● Aim: Working from the material below, print the lines from the line holding "Parse this screenshot: output" through its final line, inclusive, exactly and with nothing else; pictures are excluded.

● Provided records:
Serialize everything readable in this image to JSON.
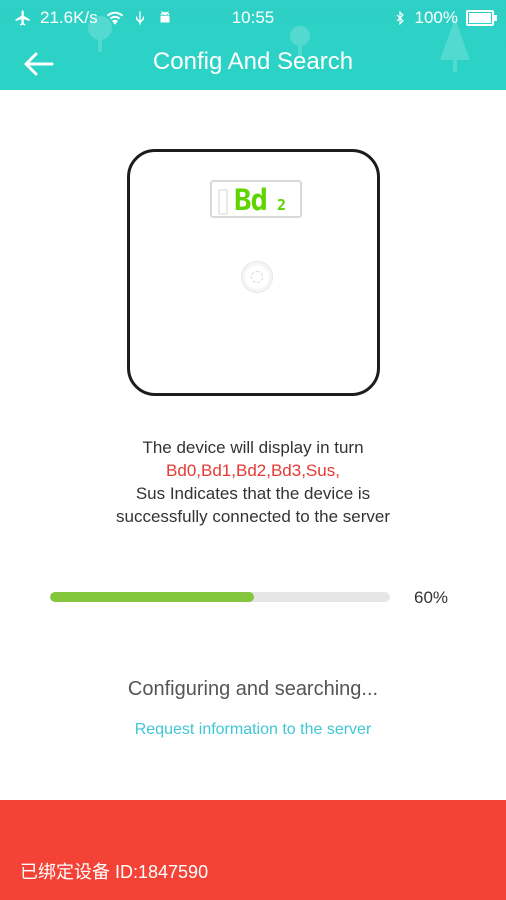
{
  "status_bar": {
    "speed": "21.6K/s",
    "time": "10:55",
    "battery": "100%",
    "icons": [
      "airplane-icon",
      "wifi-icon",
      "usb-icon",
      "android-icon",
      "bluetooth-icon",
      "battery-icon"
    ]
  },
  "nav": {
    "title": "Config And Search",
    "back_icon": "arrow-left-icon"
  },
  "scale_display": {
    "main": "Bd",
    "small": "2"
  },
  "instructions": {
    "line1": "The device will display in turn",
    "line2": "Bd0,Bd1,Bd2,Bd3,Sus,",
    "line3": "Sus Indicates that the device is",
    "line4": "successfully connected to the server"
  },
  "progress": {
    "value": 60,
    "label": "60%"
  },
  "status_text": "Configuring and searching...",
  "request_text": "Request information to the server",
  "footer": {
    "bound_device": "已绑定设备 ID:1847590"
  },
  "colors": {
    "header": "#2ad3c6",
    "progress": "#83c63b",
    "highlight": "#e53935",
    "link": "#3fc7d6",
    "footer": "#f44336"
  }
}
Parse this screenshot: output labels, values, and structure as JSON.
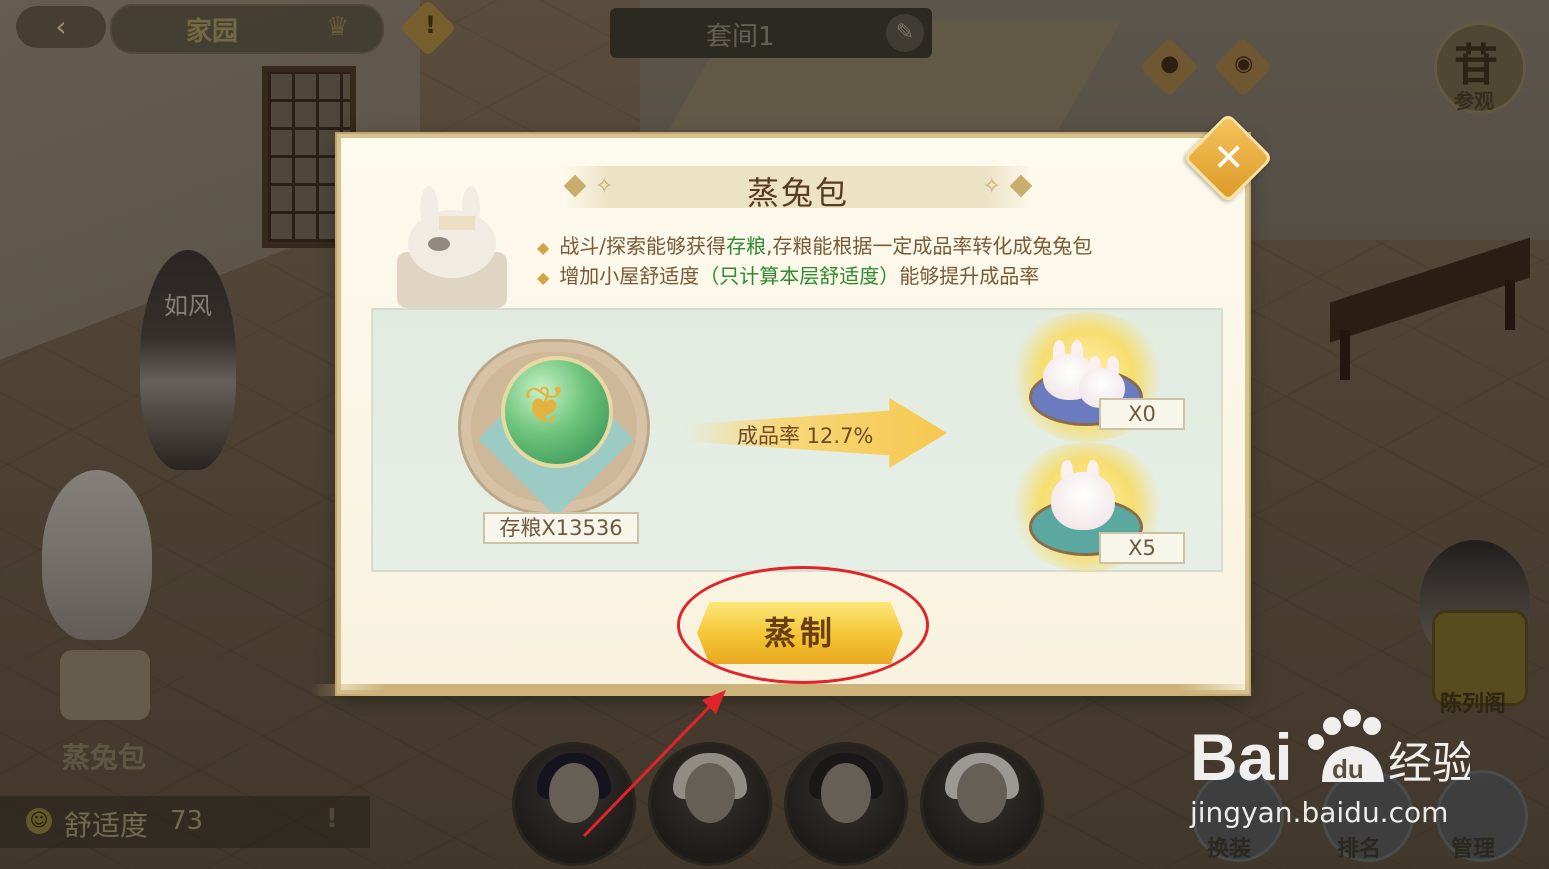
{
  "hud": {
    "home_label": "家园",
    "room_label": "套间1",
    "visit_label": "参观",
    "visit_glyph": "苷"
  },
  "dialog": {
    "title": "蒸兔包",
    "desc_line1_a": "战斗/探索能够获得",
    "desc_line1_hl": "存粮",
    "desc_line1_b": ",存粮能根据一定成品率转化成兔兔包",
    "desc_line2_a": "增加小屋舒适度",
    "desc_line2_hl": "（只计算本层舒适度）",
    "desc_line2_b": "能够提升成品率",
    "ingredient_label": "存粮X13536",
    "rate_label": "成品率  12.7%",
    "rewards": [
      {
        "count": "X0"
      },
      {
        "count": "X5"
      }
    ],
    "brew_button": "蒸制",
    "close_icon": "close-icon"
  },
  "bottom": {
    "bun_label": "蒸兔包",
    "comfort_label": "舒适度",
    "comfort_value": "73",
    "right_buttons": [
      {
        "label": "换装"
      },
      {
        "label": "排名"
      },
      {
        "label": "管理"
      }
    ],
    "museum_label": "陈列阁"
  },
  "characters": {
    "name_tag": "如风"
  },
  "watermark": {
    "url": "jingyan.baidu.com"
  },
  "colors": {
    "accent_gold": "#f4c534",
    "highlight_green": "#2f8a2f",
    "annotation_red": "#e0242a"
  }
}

● Result:
Parse this screenshot: output labels, values, and structure as JSON.
{
  "hud": {
    "home_label": "家园",
    "room_label": "套间1",
    "visit_label": "参观",
    "visit_glyph": "苷"
  },
  "dialog": {
    "title": "蒸兔包",
    "desc_line1_a": "战斗/探索能够获得",
    "desc_line1_hl": "存粮",
    "desc_line1_b": ",存粮能根据一定成品率转化成兔兔包",
    "desc_line2_a": "增加小屋舒适度",
    "desc_line2_hl": "（只计算本层舒适度）",
    "desc_line2_b": "能够提升成品率",
    "ingredient_label": "存粮X13536",
    "rate_label": "成品率  12.7%",
    "rewards": [
      {
        "count": "X0"
      },
      {
        "count": "X5"
      }
    ],
    "brew_button": "蒸制",
    "close_icon": "close-icon"
  },
  "bottom": {
    "bun_label": "蒸兔包",
    "comfort_label": "舒适度",
    "comfort_value": "73",
    "right_buttons": [
      {
        "label": "换装"
      },
      {
        "label": "排名"
      },
      {
        "label": "管理"
      }
    ],
    "museum_label": "陈列阁"
  },
  "characters": {
    "name_tag": "如风"
  },
  "watermark": {
    "url": "jingyan.baidu.com"
  },
  "colors": {
    "accent_gold": "#f4c534",
    "highlight_green": "#2f8a2f",
    "annotation_red": "#e0242a"
  }
}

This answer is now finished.